#### [DATA SHOWN]
****************************************

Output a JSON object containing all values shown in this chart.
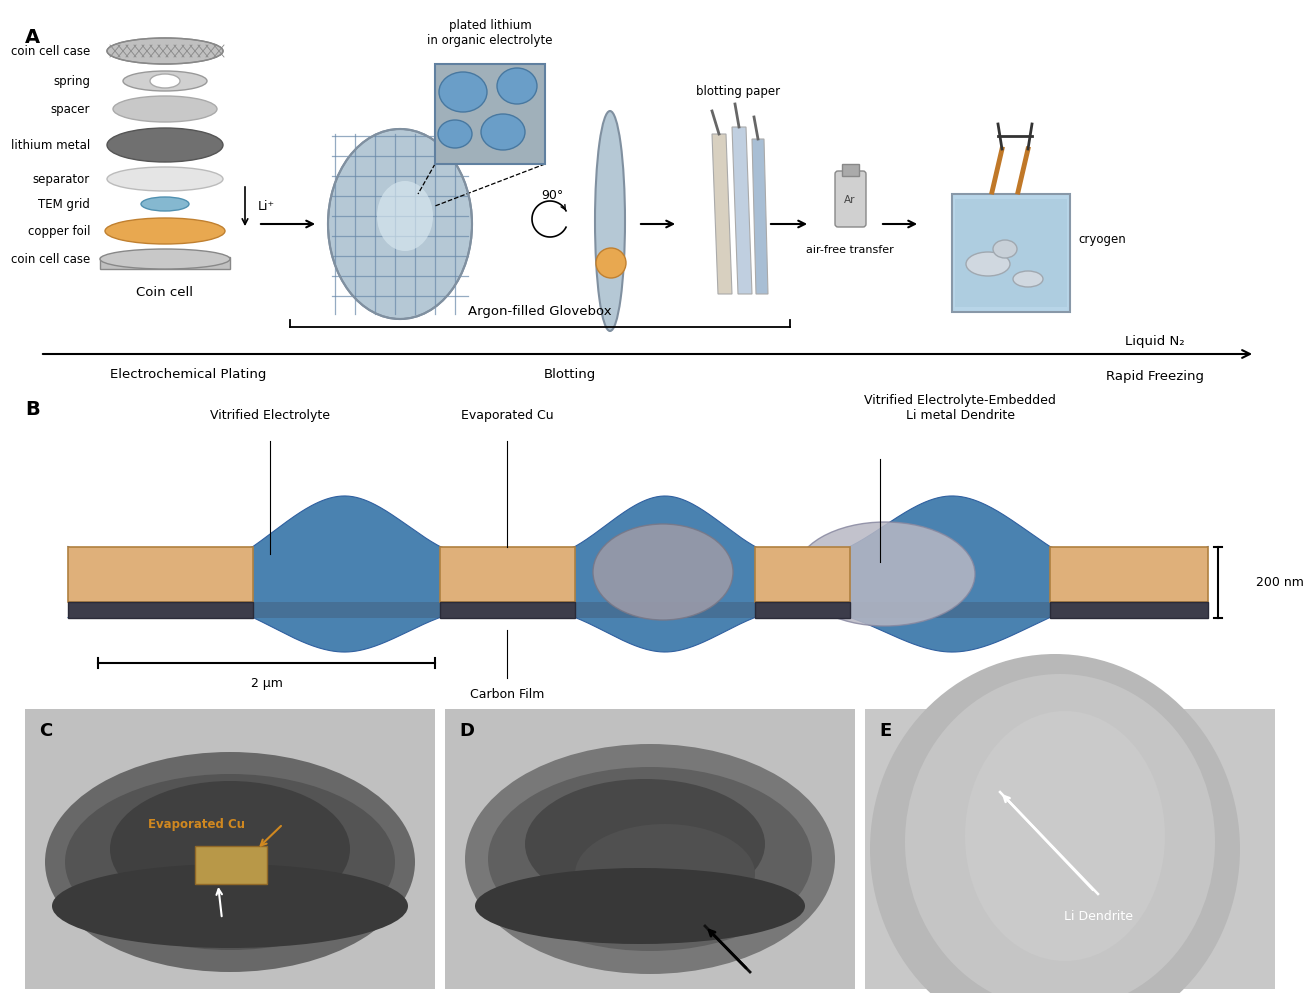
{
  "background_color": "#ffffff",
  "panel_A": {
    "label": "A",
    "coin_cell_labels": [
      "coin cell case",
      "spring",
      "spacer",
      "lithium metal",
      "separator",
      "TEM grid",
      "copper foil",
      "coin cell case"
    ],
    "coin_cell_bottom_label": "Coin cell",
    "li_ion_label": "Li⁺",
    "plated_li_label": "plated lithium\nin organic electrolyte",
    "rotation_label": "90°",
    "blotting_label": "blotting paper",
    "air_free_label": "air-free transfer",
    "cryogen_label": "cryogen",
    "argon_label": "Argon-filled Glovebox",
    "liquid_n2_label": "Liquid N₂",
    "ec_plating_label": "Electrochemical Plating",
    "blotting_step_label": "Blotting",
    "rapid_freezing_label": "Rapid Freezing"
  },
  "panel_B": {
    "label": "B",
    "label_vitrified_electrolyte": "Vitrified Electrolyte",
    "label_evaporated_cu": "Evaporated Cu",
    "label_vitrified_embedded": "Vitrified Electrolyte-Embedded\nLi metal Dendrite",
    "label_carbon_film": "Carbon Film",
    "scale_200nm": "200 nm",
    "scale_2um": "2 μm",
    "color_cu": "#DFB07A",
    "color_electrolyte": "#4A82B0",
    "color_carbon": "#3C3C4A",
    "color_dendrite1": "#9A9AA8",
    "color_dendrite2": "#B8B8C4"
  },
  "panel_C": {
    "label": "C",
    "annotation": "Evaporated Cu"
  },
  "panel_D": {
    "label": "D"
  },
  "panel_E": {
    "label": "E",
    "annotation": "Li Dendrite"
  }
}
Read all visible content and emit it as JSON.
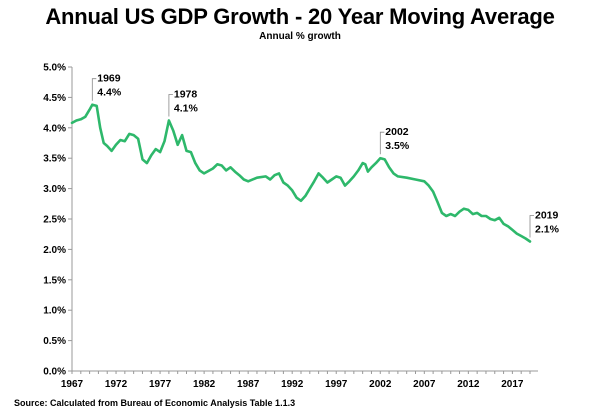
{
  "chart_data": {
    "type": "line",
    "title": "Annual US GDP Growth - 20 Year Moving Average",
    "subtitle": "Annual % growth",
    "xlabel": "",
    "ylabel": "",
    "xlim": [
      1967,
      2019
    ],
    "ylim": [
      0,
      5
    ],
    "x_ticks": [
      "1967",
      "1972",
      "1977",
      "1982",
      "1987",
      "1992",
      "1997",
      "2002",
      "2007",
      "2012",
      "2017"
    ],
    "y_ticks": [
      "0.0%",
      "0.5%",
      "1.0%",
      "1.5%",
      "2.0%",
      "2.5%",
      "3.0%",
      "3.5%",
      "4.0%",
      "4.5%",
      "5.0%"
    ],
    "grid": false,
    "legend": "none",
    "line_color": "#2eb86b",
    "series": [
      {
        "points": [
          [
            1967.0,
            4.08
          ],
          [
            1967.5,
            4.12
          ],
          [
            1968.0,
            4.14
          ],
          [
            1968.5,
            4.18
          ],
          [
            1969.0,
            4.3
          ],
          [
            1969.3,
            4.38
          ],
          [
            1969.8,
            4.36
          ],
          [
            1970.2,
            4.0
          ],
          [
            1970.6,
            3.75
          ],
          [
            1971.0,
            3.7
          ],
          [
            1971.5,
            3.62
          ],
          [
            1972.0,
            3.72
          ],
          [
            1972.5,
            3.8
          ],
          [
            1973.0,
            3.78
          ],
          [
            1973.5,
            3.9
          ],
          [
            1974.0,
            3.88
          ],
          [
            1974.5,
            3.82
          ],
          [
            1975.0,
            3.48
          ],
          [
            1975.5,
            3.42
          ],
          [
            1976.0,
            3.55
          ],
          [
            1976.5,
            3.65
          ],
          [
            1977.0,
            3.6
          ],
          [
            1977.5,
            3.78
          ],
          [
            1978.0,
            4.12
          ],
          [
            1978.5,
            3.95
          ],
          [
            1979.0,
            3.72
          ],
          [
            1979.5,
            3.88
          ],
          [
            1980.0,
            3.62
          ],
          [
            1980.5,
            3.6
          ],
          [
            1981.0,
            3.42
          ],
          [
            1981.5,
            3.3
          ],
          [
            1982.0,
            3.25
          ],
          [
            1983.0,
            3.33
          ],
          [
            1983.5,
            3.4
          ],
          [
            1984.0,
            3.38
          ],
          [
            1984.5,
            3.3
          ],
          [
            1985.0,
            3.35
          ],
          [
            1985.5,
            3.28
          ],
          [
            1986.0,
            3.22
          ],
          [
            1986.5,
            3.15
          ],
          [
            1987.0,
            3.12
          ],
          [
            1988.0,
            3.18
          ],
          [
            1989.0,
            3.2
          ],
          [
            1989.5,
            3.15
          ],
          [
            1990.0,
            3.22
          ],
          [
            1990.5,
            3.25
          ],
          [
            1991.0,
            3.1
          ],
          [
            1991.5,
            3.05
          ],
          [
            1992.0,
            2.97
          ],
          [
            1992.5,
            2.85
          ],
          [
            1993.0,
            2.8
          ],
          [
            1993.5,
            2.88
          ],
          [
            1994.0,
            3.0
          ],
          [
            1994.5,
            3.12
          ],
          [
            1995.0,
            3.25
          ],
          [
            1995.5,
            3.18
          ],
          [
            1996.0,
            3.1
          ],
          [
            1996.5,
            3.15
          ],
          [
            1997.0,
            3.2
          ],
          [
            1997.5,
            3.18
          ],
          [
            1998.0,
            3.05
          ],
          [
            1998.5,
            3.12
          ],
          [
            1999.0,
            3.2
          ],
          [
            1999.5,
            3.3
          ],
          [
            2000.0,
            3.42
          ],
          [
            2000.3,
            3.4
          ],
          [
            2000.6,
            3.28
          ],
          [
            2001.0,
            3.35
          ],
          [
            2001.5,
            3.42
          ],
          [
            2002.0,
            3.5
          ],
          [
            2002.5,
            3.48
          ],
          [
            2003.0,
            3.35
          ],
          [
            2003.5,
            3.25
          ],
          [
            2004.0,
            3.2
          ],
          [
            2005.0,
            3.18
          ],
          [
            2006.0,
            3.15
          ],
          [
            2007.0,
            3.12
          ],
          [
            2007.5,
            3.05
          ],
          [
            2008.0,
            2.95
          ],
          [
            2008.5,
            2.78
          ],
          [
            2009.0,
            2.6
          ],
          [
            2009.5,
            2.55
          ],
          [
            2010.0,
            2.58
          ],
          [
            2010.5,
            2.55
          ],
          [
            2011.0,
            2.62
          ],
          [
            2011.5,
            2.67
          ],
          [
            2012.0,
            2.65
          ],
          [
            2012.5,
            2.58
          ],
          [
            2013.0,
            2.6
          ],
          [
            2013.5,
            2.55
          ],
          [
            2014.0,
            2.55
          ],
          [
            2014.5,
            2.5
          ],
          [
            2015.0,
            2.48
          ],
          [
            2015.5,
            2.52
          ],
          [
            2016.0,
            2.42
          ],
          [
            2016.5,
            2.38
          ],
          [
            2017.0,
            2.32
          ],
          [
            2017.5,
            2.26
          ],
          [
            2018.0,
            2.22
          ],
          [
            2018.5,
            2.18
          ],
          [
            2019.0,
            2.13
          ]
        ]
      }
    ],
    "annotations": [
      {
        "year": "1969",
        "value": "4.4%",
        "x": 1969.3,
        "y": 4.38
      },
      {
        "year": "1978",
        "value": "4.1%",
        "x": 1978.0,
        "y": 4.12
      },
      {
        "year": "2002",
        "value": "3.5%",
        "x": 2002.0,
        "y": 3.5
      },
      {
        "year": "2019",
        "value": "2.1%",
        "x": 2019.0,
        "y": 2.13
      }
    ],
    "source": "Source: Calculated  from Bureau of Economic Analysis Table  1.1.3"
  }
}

****************************************

#### [STATED TASK]
In the records above, how many lines include "Evaporated"? Give that number and nothing more.

#### [OUTPUT]
2